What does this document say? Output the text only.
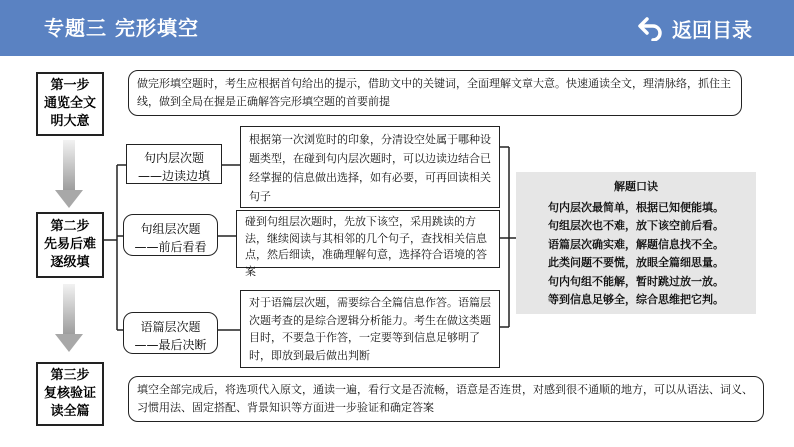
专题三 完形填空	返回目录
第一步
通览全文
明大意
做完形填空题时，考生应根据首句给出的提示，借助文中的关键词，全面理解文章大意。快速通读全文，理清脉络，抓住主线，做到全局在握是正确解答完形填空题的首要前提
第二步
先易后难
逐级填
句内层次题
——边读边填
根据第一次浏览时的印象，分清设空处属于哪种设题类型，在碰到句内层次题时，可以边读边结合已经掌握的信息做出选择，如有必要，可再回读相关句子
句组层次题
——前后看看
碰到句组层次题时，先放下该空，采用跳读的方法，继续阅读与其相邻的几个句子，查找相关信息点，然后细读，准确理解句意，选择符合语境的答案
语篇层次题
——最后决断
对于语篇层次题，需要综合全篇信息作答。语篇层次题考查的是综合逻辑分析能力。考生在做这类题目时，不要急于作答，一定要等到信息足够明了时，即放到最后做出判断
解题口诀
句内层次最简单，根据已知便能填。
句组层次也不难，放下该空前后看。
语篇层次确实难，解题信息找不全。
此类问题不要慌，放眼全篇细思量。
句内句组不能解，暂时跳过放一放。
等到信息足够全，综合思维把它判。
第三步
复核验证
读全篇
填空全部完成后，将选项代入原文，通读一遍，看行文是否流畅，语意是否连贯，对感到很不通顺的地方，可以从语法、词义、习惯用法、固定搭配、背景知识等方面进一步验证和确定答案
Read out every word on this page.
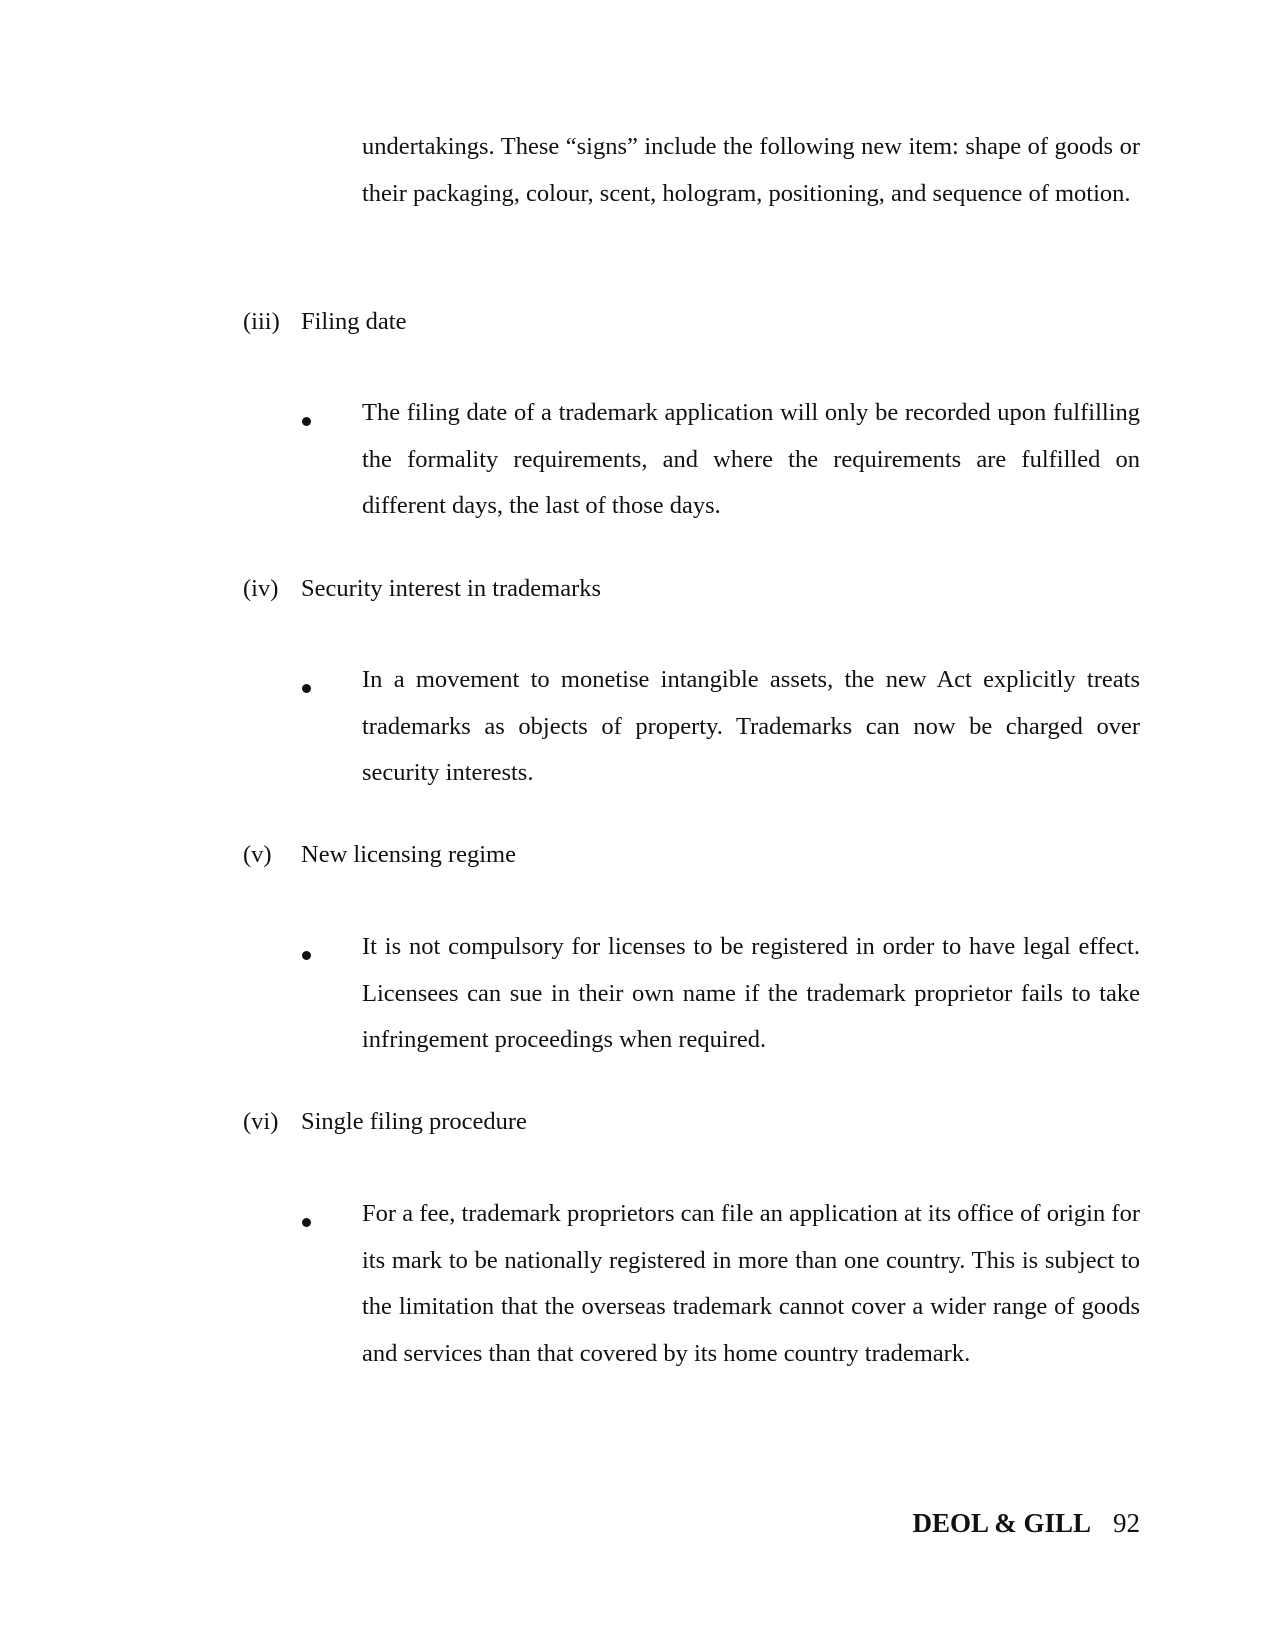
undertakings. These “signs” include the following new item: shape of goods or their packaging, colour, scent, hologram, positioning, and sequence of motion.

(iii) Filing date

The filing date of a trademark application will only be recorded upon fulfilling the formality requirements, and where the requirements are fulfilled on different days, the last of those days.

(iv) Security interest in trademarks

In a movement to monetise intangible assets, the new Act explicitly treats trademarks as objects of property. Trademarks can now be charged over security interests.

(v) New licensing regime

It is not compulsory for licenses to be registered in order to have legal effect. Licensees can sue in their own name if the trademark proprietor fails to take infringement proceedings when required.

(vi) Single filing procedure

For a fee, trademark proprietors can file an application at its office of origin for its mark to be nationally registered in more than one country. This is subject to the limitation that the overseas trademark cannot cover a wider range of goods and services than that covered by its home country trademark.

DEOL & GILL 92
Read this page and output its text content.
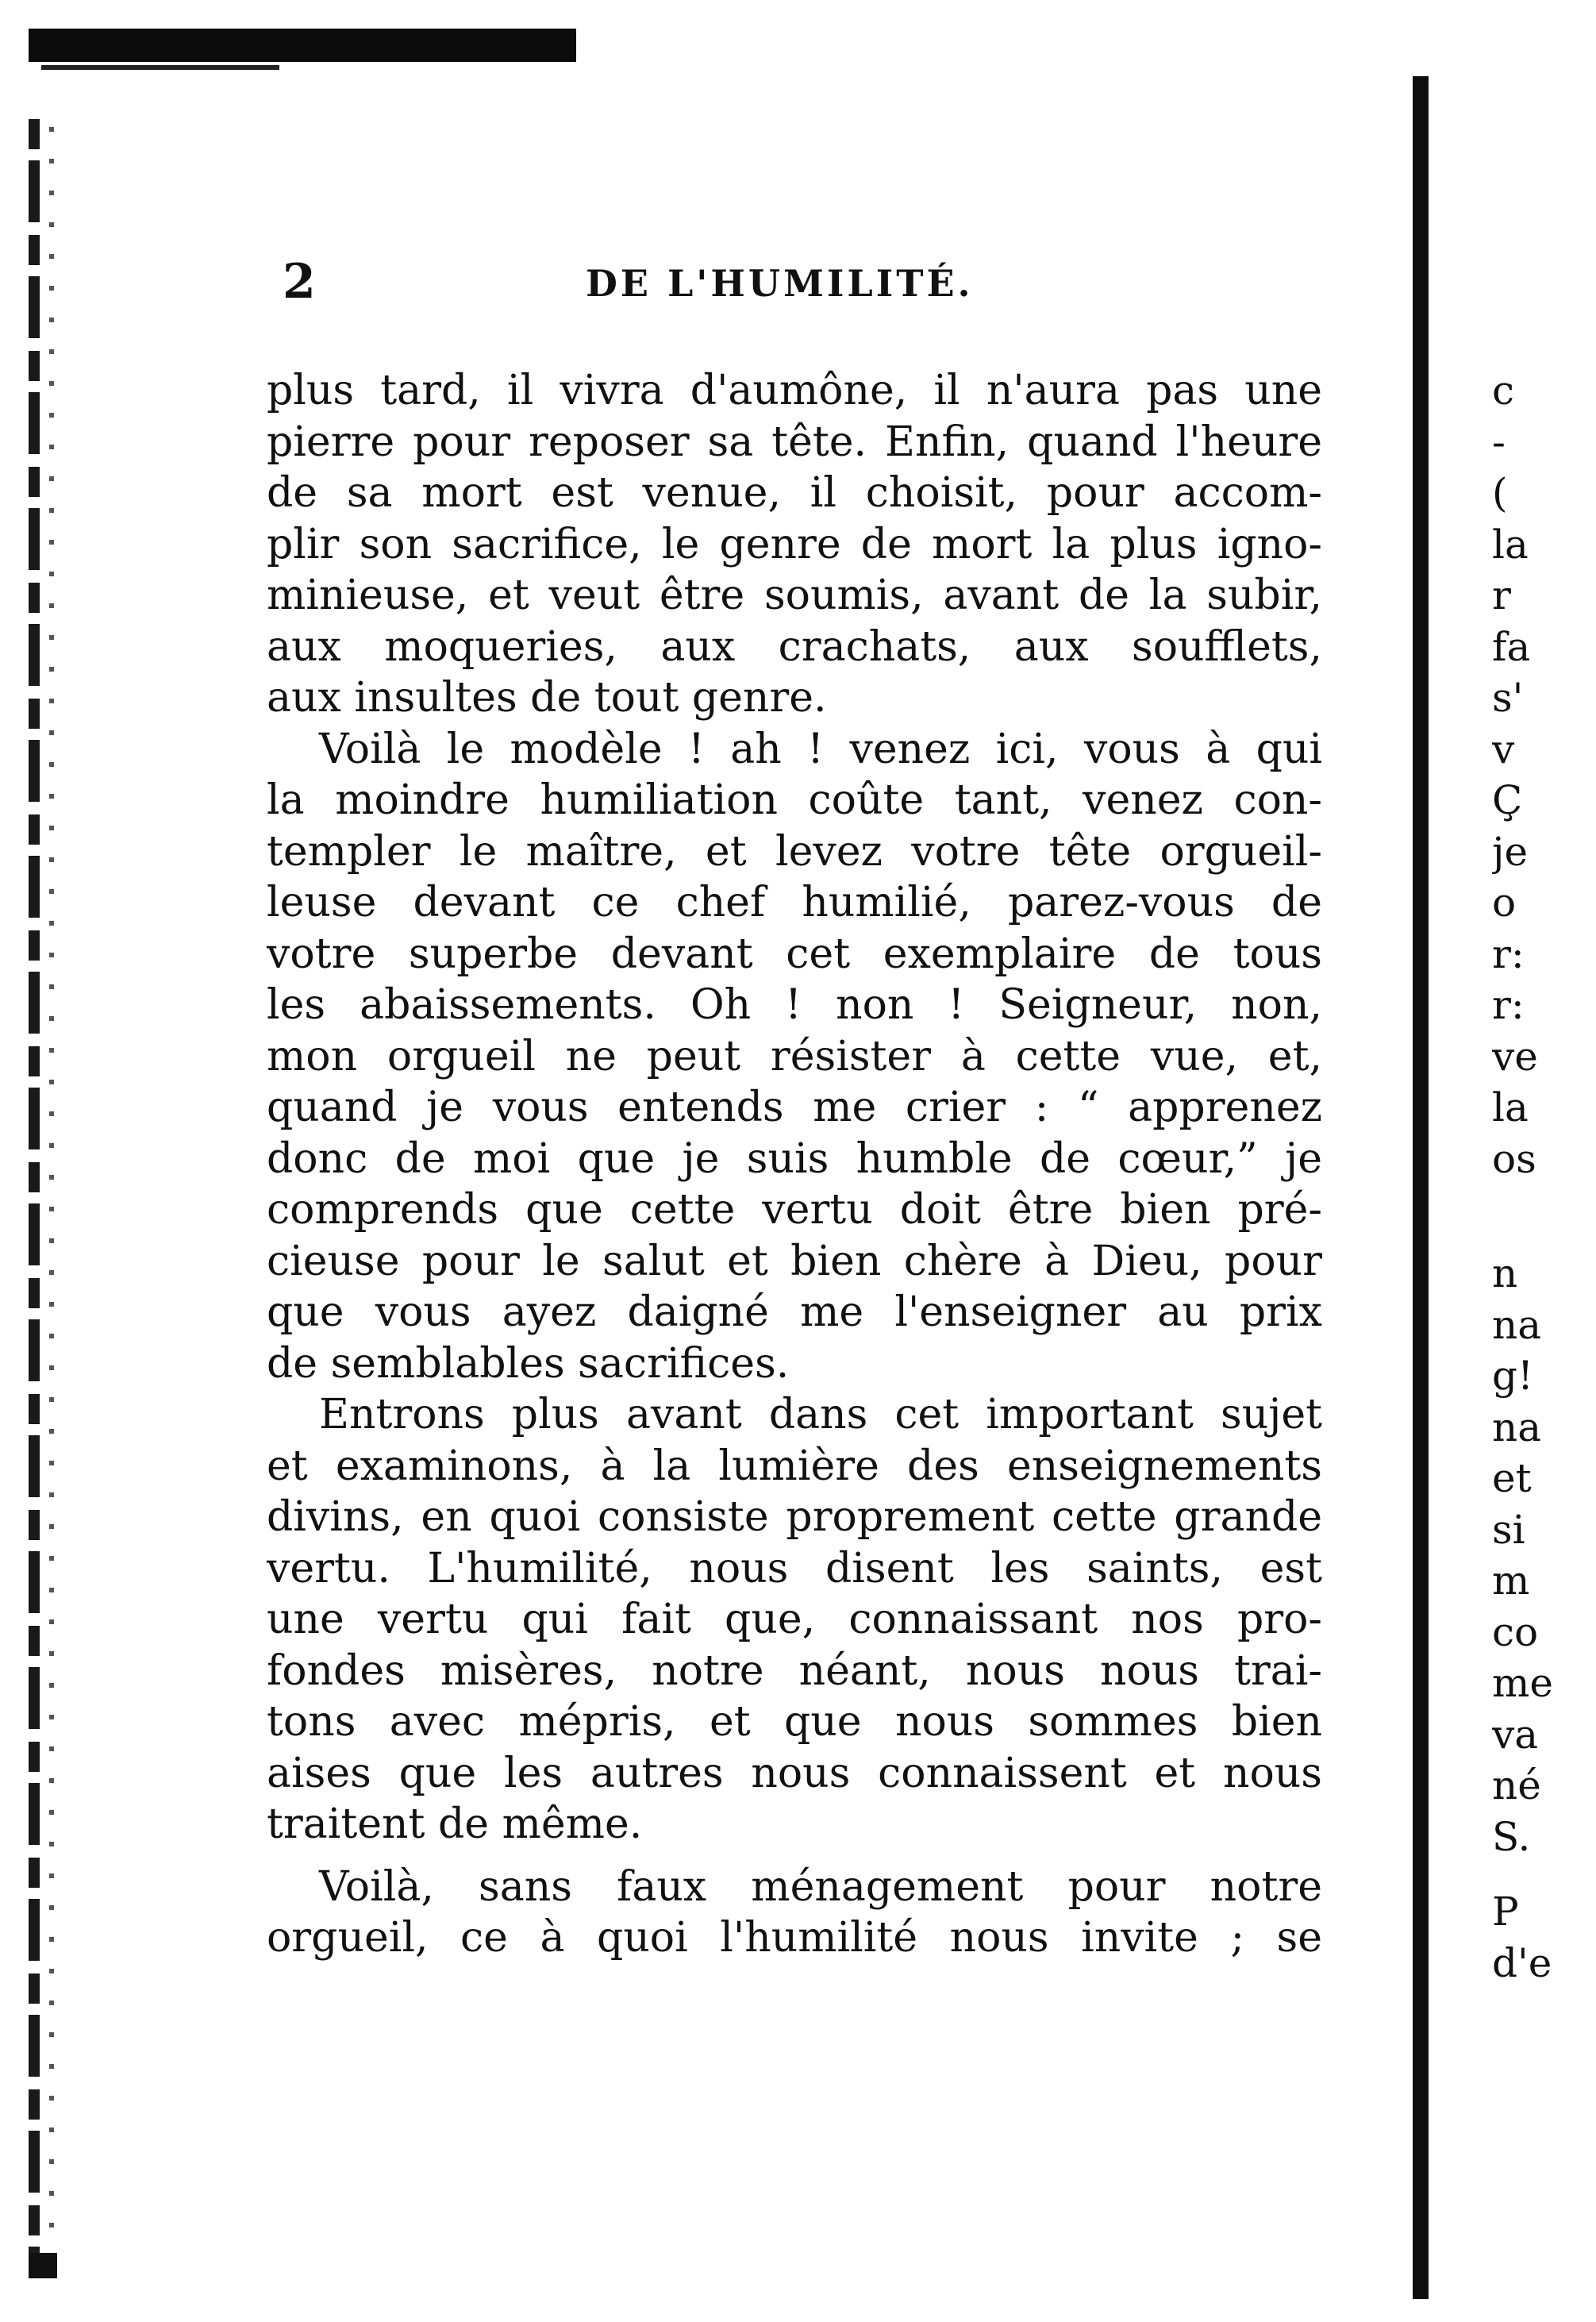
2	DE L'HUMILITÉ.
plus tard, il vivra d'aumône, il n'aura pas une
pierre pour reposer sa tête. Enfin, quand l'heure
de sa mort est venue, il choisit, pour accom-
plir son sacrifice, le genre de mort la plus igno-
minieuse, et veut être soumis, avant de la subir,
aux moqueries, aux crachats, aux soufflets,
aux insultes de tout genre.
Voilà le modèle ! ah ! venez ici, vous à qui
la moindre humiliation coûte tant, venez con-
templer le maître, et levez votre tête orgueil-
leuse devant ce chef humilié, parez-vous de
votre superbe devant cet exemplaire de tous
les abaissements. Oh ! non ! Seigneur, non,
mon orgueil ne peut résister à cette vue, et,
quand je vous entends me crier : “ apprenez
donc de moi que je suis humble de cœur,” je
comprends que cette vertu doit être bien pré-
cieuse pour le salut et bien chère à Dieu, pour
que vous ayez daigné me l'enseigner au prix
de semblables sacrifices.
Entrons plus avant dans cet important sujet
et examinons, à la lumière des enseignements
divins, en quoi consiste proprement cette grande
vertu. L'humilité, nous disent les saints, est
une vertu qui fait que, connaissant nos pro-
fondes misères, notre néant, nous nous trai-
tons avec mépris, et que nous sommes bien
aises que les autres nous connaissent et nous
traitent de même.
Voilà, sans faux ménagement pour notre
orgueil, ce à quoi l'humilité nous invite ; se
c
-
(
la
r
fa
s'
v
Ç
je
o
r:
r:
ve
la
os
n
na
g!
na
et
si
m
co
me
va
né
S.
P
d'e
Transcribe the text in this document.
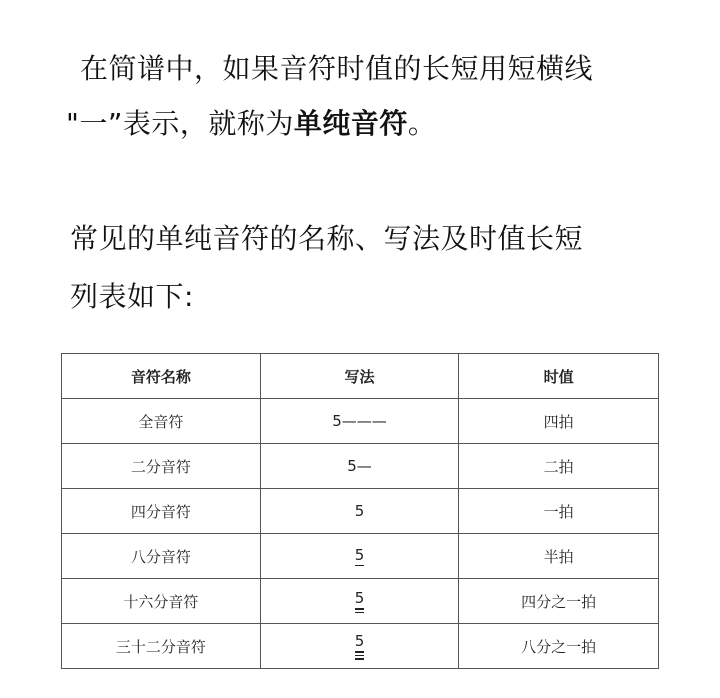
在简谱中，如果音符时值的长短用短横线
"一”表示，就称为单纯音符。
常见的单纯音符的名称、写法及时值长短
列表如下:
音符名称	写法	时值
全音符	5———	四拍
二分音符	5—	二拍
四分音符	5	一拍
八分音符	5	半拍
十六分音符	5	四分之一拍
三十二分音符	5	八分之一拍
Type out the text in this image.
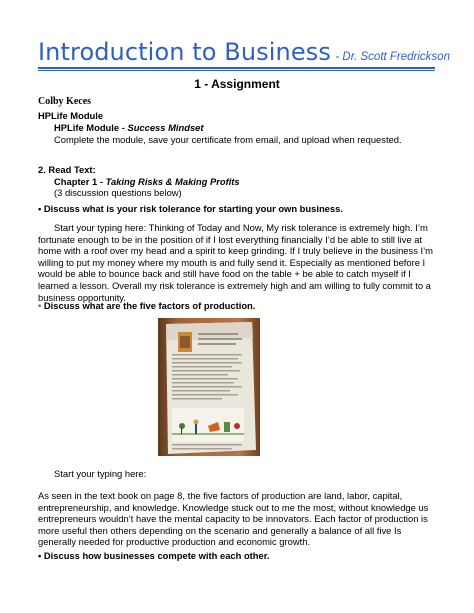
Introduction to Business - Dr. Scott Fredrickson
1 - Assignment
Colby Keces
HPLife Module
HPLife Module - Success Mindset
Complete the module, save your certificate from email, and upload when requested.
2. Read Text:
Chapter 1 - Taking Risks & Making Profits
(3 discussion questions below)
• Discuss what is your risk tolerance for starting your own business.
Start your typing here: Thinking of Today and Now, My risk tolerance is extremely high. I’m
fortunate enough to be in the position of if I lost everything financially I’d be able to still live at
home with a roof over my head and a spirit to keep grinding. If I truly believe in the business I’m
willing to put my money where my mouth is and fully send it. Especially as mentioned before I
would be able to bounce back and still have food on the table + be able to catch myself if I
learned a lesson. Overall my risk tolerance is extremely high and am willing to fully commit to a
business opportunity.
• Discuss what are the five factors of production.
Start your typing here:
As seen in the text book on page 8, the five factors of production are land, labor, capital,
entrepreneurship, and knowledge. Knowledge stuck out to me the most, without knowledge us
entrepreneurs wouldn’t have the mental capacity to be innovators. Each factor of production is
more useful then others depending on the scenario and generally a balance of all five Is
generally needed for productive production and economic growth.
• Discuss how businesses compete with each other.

## [WRITTEN INSTRUCTION]
Return each line from the material above exactly, but not the pictures.

## [WRITTEN RESPONSE]
What does this document say? Output the text only.
专题三 完形填空	返回目录
第一步
通览全文
明大意
做完形填空题时，考生应根据首句给出的提示，借助文中的关键词，全面理解文章大意。快速通读全文，理清脉络，抓住主线，做到全局在握是正确解答完形填空题的首要前提
第二步
先易后难
逐级填
句内层次题
——边读边填
根据第一次浏览时的印象，分清设空处属于哪种设题类型，在碰到句内层次题时，可以边读边结合已经掌握的信息做出选择，如有必要，可再回读相关句子
句组层次题
——前后看看
碰到句组层次题时，先放下该空，采用跳读的方法，继续阅读与其相邻的几个句子，查找相关信息点，然后细读，准确理解句意，选择符合语境的答案
语篇层次题
——最后决断
对于语篇层次题，需要综合全篇信息作答。语篇层次题考查的是综合逻辑分析能力。考生在做这类题目时，不要急于作答，一定要等到信息足够明了时，即放到最后做出判断
解题口诀
句内层次最简单，根据已知便能填。
句组层次也不难，放下该空前后看。
语篇层次确实难，解题信息找不全。
此类问题不要慌，放眼全篇细思量。
句内句组不能解，暂时跳过放一放。
等到信息足够全，综合思维把它判。
第三步
复核验证
读全篇
填空全部完成后，将选项代入原文，通读一遍，看行文是否流畅，语意是否连贯，对感到很不通顺的地方，可以从语法、词义、习惯用法、固定搭配、背景知识等方面进一步验证和确定答案
Read out every word on this page.
undertakings. These “signs” include the following new item: shape of goods or their packaging, colour, scent, hologram, positioning, and sequence of motion.

(iii) Filing date

The filing date of a trademark application will only be recorded upon fulfilling the formality requirements, and where the requirements are fulfilled on different days, the last of those days.

(iv) Security interest in trademarks

In a movement to monetise intangible assets, the new Act explicitly treats trademarks as objects of property. Trademarks can now be charged over security interests.

(v) New licensing regime

It is not compulsory for licenses to be registered in order to have legal effect. Licensees can sue in their own name if the trademark proprietor fails to take infringement proceedings when required.

(vi) Single filing procedure

For a fee, trademark proprietors can file an application at its office of origin for its mark to be nationally registered in more than one country. This is subject to the limitation that the overseas trademark cannot cover a wider range of goods and services than that covered by its home country trademark.

DEOL & GILL 92
Read this page and output its text content.
2	DE L'HUMILITÉ.
plus tard, il vivra d'aumône, il n'aura pas une
pierre pour reposer sa tête. Enfin, quand l'heure
de sa mort est venue, il choisit, pour accom-
plir son sacrifice, le genre de mort la plus igno-
minieuse, et veut être soumis, avant de la subir,
aux moqueries, aux crachats, aux soufflets,
aux insultes de tout genre.
Voilà le modèle ! ah ! venez ici, vous à qui
la moindre humiliation coûte tant, venez con-
templer le maître, et levez votre tête orgueil-
leuse devant ce chef humilié, parez-vous de
votre superbe devant cet exemplaire de tous
les abaissements. Oh ! non ! Seigneur, non,
mon orgueil ne peut résister à cette vue, et,
quand je vous entends me crier : “ apprenez
donc de moi que je suis humble de cœur,” je
comprends que cette vertu doit être bien pré-
cieuse pour le salut et bien chère à Dieu, pour
que vous ayez daigné me l'enseigner au prix
de semblables sacrifices.
Entrons plus avant dans cet important sujet
et examinons, à la lumière des enseignements
divins, en quoi consiste proprement cette grande
vertu. L'humilité, nous disent les saints, est
une vertu qui fait que, connaissant nos pro-
fondes misères, notre néant, nous nous trai-
tons avec mépris, et que nous sommes bien
aises que les autres nous connaissent et nous
traitent de même.
Voilà, sans faux ménagement pour notre
orgueil, ce à quoi l'humilité nous invite ; se
c
-
(
la
r
fa
s'
v
Ç
je
o
r:
r:
ve
la
os
n
na
g!
na
et
si
m
co
me
va
né
S.
P
d'e
Transcribe the text in this document.
在简谱中，如果音符时值的长短用短横线
"一”表示，就称为单纯音符。
常见的单纯音符的名称、写法及时值长短
列表如下:
音符名称	写法	时值
全音符	5———	四拍
二分音符	5—	二拍
四分音符	5	一拍
八分音符	5	半拍
十六分音符	5	四分之一拍
三十二分音符	5	八分之一拍
Type out the text in this image.
Introduction to Business - Dr. Scott Fredrickson
1 - Assignment
Colby Keces
HPLife Module
HPLife Module - Success Mindset
Complete the module, save your certificate from email, and upload when requested.
2. Read Text:
Chapter 1 - Taking Risks & Making Profits
(3 discussion questions below)
• Discuss what is your risk tolerance for starting your own business.
Start your typing here: Thinking of Today and Now, My risk tolerance is extremely high. I’m
fortunate enough to be in the position of if I lost everything financially I’d be able to still live at
home with a roof over my head and a spirit to keep grinding. If I truly believe in the business I’m
willing to put my money where my mouth is and fully send it. Especially as mentioned before I
would be able to bounce back and still have food on the table + be able to catch myself if I
learned a lesson. Overall my risk tolerance is extremely high and am willing to fully commit to a
business opportunity.
• Discuss what are the five factors of production.
Start your typing here:
As seen in the text book on page 8, the five factors of production are land, labor, capital,
entrepreneurship, and knowledge. Knowledge stuck out to me the most, without knowledge us
entrepreneurs wouldn’t have the mental capacity to be innovators. Each factor of production is
more useful then others depending on the scenario and generally a balance of all five Is
generally needed for productive production and economic growth.
• Discuss how businesses compete with each other.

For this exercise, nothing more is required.